Task:
Read the lines that follow and pick out every one containing the word "this".

* start *

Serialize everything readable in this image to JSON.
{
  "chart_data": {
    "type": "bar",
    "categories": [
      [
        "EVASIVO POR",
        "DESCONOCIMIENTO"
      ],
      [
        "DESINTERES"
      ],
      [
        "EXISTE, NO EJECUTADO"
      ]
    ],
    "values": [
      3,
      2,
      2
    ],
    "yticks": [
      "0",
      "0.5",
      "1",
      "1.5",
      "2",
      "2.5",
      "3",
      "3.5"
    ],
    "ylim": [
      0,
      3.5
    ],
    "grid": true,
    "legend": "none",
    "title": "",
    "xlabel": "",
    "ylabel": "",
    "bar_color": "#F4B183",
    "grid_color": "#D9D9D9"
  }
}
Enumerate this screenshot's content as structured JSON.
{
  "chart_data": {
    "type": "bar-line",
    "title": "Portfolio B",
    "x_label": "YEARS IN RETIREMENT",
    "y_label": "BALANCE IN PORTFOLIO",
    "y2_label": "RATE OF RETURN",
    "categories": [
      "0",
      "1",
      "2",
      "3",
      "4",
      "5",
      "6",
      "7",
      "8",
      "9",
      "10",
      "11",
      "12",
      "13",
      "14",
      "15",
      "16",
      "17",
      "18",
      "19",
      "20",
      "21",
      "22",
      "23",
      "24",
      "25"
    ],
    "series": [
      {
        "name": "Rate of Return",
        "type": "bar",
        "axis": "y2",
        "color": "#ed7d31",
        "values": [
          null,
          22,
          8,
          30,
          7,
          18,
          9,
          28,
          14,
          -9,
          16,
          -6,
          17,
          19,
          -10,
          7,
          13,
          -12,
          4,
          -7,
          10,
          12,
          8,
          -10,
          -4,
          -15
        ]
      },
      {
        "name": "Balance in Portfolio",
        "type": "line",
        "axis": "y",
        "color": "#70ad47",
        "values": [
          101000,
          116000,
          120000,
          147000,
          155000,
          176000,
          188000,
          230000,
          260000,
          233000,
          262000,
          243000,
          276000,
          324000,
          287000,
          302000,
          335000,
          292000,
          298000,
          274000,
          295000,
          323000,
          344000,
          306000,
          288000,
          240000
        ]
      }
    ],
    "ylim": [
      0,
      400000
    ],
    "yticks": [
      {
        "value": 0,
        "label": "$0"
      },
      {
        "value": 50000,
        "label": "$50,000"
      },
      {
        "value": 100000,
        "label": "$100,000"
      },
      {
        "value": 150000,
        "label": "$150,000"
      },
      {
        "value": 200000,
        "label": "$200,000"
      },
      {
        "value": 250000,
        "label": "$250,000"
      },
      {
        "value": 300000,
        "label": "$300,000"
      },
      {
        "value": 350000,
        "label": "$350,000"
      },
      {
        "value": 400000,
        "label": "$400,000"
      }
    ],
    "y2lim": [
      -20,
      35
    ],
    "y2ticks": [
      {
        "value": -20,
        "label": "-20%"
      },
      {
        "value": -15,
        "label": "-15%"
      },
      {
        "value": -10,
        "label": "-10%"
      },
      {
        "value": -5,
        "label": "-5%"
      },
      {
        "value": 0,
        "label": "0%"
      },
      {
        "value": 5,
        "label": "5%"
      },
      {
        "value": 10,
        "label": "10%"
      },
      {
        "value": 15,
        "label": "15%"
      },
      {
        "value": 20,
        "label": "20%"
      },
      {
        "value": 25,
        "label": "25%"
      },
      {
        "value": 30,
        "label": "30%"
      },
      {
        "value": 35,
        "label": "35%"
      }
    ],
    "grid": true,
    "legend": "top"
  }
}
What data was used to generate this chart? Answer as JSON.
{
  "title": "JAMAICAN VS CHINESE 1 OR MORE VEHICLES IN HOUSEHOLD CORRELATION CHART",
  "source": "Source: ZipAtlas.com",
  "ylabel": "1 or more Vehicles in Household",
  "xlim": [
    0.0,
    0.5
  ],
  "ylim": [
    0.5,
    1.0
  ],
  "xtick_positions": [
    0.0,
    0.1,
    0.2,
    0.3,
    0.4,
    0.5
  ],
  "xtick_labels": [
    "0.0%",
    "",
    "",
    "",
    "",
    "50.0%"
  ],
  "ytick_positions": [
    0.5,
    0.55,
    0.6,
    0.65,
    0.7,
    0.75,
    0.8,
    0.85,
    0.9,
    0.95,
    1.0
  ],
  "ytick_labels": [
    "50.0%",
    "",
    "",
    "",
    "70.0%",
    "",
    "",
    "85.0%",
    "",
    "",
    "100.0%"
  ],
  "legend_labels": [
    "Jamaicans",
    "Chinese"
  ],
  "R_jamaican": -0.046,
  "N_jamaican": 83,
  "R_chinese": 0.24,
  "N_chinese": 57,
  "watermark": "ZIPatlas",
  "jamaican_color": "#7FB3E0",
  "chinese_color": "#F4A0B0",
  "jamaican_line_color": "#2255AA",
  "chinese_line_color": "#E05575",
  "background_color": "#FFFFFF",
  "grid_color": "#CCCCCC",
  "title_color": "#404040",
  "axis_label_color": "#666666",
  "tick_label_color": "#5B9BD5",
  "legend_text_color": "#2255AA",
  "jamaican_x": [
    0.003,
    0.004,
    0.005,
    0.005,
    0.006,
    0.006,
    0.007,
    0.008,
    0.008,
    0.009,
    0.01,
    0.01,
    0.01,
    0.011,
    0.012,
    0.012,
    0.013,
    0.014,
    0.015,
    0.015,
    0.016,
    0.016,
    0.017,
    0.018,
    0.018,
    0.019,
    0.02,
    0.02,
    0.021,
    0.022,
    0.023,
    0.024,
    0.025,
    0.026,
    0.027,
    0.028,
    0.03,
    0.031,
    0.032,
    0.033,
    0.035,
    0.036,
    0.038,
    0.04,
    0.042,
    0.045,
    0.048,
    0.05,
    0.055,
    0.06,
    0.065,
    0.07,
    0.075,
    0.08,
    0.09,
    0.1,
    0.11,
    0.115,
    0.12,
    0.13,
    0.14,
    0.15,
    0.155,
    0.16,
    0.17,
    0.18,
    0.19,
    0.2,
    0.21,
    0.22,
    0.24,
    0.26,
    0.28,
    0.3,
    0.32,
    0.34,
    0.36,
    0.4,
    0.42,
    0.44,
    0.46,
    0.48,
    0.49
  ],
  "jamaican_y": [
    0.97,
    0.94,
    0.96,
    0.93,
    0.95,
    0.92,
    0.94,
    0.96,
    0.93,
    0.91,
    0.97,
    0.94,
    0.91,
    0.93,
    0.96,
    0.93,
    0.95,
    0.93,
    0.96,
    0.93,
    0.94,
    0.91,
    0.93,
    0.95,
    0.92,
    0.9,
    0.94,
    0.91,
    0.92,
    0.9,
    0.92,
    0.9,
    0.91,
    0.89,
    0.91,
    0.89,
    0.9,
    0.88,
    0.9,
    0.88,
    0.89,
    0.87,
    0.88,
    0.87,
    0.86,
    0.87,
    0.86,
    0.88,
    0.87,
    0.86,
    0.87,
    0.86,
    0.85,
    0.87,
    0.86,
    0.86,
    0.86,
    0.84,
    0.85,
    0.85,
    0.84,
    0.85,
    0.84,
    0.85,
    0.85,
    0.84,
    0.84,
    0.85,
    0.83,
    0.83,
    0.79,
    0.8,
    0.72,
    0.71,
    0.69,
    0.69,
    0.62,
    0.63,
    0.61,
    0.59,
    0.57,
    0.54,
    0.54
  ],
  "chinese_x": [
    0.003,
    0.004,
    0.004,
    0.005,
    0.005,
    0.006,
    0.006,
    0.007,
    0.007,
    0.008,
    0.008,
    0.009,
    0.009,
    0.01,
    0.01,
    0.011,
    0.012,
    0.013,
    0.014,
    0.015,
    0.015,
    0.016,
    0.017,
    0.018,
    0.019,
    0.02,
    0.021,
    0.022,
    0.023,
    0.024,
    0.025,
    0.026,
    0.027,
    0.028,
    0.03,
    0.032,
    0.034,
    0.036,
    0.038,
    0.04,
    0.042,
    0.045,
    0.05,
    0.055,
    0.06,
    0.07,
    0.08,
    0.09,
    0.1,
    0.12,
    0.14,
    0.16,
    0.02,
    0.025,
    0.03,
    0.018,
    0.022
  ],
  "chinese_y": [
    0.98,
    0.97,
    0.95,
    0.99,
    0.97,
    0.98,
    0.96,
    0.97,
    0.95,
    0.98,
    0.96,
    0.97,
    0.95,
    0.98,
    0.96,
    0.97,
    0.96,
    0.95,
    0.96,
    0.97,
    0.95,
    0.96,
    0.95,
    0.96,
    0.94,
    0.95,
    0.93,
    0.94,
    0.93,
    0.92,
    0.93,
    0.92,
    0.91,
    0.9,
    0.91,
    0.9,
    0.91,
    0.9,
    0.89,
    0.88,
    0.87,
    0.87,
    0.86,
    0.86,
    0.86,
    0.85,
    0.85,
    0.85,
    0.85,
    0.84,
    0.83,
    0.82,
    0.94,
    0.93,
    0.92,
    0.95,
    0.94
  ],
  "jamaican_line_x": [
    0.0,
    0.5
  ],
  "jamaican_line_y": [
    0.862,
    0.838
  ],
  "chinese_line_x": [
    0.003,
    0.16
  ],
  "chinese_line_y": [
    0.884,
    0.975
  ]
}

* end *

Exercise solution:
Serialize everything readable in this image to JSON.
Enumerate this screenshot's content as structured JSON.
What data was used to generate this chart? Answer as JSON.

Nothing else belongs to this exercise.